- [WORK TO COMPLETE]
Reading the listing below, count the lines that contain the word "třeba" and give that count alone.

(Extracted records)
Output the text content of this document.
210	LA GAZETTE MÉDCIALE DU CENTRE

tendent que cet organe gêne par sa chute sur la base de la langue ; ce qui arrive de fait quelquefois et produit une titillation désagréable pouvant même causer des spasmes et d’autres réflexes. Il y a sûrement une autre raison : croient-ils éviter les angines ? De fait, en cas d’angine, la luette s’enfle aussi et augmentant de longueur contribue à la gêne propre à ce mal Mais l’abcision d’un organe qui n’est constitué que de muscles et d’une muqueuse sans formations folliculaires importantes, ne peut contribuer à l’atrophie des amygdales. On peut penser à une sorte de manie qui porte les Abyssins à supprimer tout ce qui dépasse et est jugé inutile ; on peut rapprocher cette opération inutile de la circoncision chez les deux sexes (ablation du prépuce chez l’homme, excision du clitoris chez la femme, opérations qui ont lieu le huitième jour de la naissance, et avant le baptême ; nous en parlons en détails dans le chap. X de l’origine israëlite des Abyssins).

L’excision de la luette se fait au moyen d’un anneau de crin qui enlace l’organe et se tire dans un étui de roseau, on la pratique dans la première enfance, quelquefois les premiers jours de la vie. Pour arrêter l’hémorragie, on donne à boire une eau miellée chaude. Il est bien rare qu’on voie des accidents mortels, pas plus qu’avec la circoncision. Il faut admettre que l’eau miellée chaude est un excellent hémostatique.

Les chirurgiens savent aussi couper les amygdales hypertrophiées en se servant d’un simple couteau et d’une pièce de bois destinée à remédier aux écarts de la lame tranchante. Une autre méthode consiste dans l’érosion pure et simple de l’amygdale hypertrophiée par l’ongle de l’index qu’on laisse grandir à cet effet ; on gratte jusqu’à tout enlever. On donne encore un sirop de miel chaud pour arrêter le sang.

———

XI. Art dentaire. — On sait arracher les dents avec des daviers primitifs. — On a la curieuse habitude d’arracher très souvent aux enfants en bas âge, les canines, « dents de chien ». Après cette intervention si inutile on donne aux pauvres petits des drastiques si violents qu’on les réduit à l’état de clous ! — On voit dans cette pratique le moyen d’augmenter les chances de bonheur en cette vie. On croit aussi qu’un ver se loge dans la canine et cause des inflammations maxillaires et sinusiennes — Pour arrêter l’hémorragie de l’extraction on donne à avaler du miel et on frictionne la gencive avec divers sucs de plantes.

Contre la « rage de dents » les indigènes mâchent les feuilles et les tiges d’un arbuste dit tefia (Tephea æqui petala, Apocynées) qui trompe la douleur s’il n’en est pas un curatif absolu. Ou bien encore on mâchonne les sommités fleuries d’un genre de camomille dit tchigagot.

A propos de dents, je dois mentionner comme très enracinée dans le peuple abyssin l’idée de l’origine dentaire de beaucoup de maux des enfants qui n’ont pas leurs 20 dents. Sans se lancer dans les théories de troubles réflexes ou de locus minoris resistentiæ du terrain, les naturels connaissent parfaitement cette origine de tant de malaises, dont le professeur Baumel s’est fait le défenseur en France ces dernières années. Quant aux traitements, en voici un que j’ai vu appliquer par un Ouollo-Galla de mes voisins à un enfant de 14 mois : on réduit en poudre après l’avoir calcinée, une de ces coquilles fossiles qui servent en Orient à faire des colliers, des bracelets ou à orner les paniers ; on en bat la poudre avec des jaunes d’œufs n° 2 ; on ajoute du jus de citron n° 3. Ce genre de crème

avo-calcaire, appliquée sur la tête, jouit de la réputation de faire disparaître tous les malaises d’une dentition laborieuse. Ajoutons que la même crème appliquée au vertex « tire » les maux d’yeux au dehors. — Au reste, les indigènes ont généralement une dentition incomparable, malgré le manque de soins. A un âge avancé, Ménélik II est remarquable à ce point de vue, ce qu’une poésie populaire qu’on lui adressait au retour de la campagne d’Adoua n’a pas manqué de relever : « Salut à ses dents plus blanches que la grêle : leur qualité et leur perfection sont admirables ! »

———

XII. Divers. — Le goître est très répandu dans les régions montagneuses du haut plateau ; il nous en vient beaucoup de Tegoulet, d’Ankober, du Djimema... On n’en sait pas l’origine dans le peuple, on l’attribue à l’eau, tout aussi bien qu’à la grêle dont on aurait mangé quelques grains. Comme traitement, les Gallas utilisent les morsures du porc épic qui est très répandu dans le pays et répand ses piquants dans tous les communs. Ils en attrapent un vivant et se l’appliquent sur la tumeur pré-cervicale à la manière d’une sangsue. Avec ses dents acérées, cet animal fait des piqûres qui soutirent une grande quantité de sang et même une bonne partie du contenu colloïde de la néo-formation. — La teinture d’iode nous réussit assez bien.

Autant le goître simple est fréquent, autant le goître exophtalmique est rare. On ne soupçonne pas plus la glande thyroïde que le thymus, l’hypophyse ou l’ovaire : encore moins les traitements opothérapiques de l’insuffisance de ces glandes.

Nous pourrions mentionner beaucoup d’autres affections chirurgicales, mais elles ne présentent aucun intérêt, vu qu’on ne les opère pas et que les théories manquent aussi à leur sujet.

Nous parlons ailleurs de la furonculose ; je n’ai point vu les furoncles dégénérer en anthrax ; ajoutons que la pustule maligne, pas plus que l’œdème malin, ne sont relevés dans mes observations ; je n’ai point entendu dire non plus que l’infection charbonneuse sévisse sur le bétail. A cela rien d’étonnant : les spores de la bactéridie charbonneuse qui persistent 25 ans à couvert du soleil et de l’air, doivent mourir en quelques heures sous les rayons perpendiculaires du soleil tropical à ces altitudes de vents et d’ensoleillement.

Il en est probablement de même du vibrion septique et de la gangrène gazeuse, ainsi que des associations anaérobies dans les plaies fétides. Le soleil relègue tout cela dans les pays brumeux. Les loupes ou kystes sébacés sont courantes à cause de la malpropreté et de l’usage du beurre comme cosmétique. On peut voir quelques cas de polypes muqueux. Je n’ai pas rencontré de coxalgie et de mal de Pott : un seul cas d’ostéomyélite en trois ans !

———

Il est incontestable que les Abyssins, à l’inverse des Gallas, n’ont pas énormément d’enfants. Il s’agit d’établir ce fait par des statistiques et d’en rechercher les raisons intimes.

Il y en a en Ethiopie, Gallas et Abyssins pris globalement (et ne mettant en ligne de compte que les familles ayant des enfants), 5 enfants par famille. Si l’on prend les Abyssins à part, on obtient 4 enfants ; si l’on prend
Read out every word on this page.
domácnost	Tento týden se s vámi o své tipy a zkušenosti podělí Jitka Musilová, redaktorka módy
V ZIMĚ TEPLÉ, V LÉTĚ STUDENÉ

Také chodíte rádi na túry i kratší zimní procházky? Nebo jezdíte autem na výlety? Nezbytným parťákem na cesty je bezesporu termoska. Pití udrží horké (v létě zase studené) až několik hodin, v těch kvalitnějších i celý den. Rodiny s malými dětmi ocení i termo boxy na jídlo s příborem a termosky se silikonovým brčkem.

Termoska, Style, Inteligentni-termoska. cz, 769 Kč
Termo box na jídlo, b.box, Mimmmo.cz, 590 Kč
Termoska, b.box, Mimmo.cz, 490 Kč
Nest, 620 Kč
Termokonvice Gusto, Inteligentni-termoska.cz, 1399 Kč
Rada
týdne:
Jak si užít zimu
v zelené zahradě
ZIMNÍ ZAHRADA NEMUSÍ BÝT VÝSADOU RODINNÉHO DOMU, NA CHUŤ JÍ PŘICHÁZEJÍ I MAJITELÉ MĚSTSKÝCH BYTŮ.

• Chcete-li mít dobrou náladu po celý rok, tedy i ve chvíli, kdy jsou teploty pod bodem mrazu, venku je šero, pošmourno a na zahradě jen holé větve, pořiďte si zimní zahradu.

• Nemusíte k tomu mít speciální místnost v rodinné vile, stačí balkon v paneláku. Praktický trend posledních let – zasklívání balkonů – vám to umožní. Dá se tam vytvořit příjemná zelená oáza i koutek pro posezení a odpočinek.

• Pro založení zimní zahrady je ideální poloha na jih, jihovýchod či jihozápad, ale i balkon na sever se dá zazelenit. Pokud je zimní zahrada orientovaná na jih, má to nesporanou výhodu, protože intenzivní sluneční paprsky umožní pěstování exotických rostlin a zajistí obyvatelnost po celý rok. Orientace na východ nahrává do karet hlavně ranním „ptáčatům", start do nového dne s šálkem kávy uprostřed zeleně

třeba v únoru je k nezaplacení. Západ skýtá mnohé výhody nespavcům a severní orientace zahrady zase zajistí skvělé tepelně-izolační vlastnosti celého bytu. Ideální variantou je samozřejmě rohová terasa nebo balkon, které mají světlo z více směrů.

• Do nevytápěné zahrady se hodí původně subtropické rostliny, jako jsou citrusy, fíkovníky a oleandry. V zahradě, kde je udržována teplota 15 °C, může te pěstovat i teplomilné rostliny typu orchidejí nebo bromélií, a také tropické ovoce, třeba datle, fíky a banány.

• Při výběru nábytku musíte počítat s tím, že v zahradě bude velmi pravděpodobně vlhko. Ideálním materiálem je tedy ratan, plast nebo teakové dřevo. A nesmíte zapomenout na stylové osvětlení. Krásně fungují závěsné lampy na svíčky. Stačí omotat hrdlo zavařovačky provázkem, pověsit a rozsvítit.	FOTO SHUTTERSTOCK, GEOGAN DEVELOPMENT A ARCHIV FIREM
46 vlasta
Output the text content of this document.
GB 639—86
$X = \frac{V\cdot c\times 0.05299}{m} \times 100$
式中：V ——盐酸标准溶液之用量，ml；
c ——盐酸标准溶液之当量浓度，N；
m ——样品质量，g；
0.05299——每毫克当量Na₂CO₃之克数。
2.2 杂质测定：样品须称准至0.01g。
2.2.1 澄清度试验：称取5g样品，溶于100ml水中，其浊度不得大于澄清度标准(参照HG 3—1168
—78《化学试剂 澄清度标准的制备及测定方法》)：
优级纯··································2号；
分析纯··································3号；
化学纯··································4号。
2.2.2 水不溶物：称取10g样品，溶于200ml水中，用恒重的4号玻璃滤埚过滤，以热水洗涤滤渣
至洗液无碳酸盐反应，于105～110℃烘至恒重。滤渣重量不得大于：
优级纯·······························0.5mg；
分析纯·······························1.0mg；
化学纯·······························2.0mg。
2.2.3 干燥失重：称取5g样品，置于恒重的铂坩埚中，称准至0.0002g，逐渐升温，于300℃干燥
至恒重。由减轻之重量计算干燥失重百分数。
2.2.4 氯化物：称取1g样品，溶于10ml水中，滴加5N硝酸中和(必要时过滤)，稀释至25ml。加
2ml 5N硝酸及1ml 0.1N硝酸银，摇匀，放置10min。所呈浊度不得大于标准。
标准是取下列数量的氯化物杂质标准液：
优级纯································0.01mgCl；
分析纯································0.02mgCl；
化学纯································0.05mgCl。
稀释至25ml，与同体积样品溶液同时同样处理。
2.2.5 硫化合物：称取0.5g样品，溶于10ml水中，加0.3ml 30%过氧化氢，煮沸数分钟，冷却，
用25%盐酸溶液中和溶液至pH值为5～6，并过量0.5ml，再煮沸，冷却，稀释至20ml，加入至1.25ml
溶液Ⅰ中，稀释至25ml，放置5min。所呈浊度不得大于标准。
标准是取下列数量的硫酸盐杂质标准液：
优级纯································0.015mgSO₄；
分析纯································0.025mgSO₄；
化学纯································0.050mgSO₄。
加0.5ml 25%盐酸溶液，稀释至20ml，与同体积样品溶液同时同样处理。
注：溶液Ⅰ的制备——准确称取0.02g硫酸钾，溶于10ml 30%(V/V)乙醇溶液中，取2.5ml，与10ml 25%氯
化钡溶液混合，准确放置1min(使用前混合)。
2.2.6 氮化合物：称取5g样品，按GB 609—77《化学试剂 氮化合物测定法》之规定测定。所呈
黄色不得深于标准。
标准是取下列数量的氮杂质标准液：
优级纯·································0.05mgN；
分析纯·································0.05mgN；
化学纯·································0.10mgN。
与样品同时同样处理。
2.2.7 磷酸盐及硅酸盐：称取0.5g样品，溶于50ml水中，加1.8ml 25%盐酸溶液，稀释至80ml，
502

- [WRITTEN SOLUTION]
2